> _Text segment_
####################

22Pursuant to Hussein, I find the respondent should have acted on the assumption that the insured, who reported being sore after being struck by a vehicle, and who was transported to hospital by ambulance, might want to apply for accident benefits in the days or weeks following the accident. I am also not persuaded by the respondent’s reliance on Rana where the evidence supported a finding that the insurer inquired as to whether the applicant suffered injuries, and he reported “none”. First, I am not bound by Rana, and second, I do not agree that the scenario is similar as here, the applicant reported he was sore after being struck by a vehicle.
23I find the respondent’s reliance on the applicant’s statement about being “told he was okay” is not in line with the consumer protection mandate of the Schedule. The goal of the Schedule is to reduce the economic dislocation and hardship of motor vehicle accident victims and, as such, assumes an importance which is both pressing and substantial: see Hussein, para. 24. An accident benefits package explaining the claimant’s rights and the process to follow to claim such benefits, accompanied by the necessary forms, should have been forwarded to the applicant in light of the facts relayed to the respondent’s adjuster. This, in my view, would have satisfied the consumer protection purpose of the Schedule.
24The applicant acknowledges he submitted his OCF-1 on March 5, 2024. He relies on the respondent’s failure to inform him of his entitlement to accident benefits and also an explanation his counsel provided to the respondent on September 19, 2024 where it is stated:
[The applicant] doesn’t have a lot of experience with automobile insurance, had not been injured in an accident before, and was only 23 years old when this happened. His highest level of education is high school and trade school.
[The applicant] was a pedestrian when he was struck by [the third party] truck. He did not consider that auto insurance could cover his injuries given that he was not in his vehicle when it happened.
[The applicant] did not immediately appreciate the severity of his injuries. He thought he would just get better on his own, but over time his hip got worse. This led him to see his family doctor about the hip pain in the fall of 2023, who then referred him to a sports medicine physician, who he saw in February 2024. This physician told [the applicant] that there were issues with the hip joint, and that various investigations and treatments, including imaging, physiotherapy, injections and possibly surgery may be required. It was only after this happened that he began asking people for advice, which eventually led him to a lawyer.

####################

> _What you need to do_
[1] From the accident benefits decision excerpt, copy the passage from "[The applicant] was" up to and including "when it happened.".
[2] According to the accident benefits decision excerpt, on what date did the applicant submit his OCF-1?
[3] The accident benefits decision excerpt names the investigations and treatments that the sports medicine physician said the applicant may require. List them.

####################

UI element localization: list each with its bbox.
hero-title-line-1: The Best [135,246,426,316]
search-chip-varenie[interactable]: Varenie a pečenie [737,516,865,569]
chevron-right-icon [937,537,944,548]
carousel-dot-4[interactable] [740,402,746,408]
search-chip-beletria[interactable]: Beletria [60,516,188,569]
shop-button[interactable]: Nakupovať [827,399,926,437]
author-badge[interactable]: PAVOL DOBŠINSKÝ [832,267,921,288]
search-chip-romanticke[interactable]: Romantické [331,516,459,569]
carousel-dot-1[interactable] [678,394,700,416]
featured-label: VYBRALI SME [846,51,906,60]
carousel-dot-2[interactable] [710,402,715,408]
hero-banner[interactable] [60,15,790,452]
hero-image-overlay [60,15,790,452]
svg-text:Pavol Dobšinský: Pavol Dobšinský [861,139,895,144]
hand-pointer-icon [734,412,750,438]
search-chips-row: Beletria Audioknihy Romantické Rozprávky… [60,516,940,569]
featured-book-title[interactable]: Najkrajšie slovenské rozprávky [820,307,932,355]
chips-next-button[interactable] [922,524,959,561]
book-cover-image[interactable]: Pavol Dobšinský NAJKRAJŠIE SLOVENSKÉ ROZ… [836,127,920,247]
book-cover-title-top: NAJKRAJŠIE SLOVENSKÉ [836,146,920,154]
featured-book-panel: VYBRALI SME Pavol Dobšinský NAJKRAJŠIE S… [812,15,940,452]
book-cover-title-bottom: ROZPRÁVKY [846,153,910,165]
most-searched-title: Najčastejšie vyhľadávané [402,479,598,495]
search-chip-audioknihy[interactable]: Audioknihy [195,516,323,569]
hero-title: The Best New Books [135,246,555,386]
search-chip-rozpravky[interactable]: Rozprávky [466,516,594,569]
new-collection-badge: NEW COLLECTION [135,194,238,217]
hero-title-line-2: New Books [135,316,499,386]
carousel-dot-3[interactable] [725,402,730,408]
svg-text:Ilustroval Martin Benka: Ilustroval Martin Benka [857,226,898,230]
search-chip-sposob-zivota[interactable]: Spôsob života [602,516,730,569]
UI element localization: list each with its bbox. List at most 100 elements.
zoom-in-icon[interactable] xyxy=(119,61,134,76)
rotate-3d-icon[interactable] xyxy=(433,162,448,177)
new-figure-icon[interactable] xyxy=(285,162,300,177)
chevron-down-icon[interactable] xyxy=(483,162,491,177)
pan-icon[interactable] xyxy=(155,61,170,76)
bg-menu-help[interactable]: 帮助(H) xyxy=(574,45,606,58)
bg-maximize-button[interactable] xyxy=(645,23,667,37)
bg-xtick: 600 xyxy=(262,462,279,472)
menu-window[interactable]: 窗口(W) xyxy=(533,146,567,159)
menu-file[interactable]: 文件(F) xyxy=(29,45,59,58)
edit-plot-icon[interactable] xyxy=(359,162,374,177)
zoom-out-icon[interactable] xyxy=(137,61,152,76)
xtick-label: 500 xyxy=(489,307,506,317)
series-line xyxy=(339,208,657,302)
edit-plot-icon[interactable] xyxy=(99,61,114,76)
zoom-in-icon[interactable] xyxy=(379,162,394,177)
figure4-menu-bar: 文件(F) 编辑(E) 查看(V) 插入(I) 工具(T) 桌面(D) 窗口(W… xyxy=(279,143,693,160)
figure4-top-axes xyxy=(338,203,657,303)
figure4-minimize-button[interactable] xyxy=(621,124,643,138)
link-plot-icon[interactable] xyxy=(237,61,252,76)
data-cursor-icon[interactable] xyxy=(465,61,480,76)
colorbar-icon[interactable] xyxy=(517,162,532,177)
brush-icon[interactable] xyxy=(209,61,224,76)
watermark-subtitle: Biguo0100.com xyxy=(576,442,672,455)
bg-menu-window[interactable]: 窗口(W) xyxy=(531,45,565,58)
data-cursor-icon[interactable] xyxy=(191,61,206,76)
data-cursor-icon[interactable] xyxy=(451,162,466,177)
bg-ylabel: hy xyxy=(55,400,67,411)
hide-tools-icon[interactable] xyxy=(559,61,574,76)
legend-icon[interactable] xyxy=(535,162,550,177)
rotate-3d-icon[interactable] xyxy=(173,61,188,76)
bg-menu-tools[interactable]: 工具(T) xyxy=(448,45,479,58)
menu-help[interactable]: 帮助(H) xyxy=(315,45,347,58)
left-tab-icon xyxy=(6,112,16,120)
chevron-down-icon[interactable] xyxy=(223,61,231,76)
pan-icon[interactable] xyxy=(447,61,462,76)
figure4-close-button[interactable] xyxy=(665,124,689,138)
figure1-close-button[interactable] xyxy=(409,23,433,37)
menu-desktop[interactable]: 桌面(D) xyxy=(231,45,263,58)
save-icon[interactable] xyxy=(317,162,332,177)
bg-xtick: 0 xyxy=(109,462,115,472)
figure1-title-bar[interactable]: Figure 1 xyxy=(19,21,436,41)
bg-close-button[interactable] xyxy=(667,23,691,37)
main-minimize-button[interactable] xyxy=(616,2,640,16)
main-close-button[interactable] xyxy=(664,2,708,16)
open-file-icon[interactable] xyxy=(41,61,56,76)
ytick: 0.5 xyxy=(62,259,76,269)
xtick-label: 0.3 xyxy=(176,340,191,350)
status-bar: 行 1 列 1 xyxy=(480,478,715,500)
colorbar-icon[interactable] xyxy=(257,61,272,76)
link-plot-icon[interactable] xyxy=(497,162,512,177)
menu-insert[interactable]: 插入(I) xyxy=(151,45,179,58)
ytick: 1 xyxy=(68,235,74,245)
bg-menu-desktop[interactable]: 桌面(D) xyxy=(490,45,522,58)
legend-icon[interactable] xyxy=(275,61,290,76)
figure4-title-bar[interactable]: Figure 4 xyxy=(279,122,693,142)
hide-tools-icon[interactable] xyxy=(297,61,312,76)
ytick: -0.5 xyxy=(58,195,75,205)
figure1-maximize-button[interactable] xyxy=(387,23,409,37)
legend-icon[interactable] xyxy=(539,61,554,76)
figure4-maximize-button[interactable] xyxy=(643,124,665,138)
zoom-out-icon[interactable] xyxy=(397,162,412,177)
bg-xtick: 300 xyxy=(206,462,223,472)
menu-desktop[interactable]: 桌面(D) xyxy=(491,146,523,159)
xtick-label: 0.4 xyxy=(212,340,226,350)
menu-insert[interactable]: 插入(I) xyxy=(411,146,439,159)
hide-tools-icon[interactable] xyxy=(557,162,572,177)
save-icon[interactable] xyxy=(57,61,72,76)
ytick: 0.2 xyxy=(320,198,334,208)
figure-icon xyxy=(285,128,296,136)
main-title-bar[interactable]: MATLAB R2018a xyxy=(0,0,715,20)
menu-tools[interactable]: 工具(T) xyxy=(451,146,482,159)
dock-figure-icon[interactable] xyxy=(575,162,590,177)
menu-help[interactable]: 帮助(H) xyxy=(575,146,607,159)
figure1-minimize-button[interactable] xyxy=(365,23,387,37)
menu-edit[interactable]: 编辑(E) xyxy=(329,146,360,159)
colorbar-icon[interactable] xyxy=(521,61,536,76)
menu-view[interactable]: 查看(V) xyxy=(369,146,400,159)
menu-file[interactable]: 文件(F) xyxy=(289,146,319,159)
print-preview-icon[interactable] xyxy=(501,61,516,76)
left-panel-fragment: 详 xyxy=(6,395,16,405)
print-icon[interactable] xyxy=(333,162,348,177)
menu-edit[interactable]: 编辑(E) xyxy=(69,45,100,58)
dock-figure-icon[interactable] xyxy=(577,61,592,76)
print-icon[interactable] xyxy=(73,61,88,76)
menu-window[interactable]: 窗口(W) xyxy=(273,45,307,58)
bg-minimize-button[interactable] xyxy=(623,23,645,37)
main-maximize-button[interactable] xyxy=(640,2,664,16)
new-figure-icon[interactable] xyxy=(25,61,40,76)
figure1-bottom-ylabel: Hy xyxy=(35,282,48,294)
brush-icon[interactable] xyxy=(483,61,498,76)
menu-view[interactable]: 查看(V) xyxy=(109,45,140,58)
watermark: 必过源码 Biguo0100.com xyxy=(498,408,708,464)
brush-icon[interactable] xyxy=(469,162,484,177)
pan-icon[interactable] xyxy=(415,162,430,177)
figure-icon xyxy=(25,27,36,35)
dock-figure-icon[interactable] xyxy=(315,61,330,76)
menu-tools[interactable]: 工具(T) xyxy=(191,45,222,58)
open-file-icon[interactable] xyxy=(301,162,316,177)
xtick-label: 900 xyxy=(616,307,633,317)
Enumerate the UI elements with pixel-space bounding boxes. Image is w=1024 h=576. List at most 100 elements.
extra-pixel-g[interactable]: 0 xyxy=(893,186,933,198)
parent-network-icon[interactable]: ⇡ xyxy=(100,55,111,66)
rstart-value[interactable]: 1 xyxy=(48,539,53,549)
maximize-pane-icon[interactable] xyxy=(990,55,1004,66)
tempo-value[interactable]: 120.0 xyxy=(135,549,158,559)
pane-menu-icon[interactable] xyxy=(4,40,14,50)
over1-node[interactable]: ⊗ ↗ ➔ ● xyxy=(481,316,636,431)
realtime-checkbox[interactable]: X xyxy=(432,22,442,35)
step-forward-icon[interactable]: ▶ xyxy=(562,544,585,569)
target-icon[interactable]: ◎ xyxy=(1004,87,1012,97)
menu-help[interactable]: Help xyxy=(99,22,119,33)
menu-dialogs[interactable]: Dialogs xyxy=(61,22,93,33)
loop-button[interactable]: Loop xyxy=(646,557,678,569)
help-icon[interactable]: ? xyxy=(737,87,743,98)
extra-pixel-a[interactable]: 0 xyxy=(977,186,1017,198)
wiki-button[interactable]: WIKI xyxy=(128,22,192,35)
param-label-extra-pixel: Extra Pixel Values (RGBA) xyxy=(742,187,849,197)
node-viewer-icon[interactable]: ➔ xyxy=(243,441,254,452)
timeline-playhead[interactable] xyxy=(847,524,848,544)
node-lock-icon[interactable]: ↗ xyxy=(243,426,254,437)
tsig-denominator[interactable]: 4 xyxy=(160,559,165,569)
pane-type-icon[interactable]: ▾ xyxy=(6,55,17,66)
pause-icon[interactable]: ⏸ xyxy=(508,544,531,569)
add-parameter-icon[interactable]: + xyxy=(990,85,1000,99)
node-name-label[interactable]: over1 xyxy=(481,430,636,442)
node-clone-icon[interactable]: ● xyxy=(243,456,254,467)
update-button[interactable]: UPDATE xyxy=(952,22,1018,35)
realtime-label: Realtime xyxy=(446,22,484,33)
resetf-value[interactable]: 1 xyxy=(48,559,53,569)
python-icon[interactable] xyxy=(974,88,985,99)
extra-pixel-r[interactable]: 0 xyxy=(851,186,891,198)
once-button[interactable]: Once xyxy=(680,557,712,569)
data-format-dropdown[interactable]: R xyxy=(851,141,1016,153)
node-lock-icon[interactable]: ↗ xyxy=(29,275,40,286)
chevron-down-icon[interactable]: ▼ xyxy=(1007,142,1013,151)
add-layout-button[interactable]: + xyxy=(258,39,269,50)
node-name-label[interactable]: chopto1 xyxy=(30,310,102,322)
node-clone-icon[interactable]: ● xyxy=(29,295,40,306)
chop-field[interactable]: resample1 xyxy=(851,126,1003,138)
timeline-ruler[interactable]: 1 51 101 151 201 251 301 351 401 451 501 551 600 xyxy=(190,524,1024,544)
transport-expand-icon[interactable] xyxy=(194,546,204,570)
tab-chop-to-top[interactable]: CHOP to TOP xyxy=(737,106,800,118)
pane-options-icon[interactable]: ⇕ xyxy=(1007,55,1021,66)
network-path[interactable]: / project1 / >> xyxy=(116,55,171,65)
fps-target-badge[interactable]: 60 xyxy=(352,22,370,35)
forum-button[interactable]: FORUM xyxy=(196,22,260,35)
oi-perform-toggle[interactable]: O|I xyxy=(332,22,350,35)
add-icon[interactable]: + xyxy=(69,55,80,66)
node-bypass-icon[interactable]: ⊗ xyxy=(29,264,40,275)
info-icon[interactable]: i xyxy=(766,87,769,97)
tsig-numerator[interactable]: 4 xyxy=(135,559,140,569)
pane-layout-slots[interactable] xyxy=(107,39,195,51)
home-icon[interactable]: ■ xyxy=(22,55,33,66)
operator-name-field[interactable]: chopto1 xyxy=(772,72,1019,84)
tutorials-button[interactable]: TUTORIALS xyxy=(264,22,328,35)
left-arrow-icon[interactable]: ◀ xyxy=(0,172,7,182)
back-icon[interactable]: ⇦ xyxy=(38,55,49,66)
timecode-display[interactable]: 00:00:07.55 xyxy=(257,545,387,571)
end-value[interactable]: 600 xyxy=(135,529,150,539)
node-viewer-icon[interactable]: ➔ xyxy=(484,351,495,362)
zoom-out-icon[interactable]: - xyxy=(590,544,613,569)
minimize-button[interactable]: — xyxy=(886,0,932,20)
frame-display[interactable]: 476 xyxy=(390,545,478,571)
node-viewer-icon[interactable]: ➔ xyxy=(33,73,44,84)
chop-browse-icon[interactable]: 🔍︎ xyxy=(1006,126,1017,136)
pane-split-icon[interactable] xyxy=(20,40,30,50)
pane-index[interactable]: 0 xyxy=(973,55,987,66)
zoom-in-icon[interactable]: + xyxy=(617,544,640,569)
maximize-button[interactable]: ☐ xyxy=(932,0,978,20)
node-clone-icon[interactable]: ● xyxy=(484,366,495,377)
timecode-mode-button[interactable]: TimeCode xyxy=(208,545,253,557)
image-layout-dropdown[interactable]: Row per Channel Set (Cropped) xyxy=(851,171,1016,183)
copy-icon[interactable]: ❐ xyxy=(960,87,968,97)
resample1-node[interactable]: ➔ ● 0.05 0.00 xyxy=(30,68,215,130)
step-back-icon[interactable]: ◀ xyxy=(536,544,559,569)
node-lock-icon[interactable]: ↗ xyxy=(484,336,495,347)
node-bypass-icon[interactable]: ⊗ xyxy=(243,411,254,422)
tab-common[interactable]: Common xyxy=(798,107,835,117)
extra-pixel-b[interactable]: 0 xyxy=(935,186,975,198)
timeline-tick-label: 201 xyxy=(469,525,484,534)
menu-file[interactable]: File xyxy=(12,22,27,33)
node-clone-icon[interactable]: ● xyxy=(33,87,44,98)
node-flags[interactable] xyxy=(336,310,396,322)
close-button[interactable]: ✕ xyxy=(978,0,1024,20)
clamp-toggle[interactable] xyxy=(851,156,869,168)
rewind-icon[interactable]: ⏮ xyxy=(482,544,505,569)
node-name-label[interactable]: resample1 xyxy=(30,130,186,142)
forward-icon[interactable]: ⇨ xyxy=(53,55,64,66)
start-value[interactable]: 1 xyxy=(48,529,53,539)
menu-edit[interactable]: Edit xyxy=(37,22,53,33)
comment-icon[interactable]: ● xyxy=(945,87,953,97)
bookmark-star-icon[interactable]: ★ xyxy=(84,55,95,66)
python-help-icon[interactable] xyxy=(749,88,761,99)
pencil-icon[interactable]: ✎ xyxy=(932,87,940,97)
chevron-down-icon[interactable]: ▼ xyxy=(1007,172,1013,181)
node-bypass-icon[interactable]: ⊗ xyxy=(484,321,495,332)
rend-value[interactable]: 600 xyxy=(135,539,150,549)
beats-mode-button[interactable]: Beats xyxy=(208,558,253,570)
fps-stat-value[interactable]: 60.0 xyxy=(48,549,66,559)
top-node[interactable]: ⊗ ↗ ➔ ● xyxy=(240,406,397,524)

####################

> _Responses in order_
[1]
[The applicant] was a pedestrian when he was struck by [the third party] truck. He did not consider that auto insurance could cover his injuries given that he was not in his vehicle when it happened.

[2] March 5, 2024

[3]
- imaging
- physiotherapy
- injections
- surgery (possibly)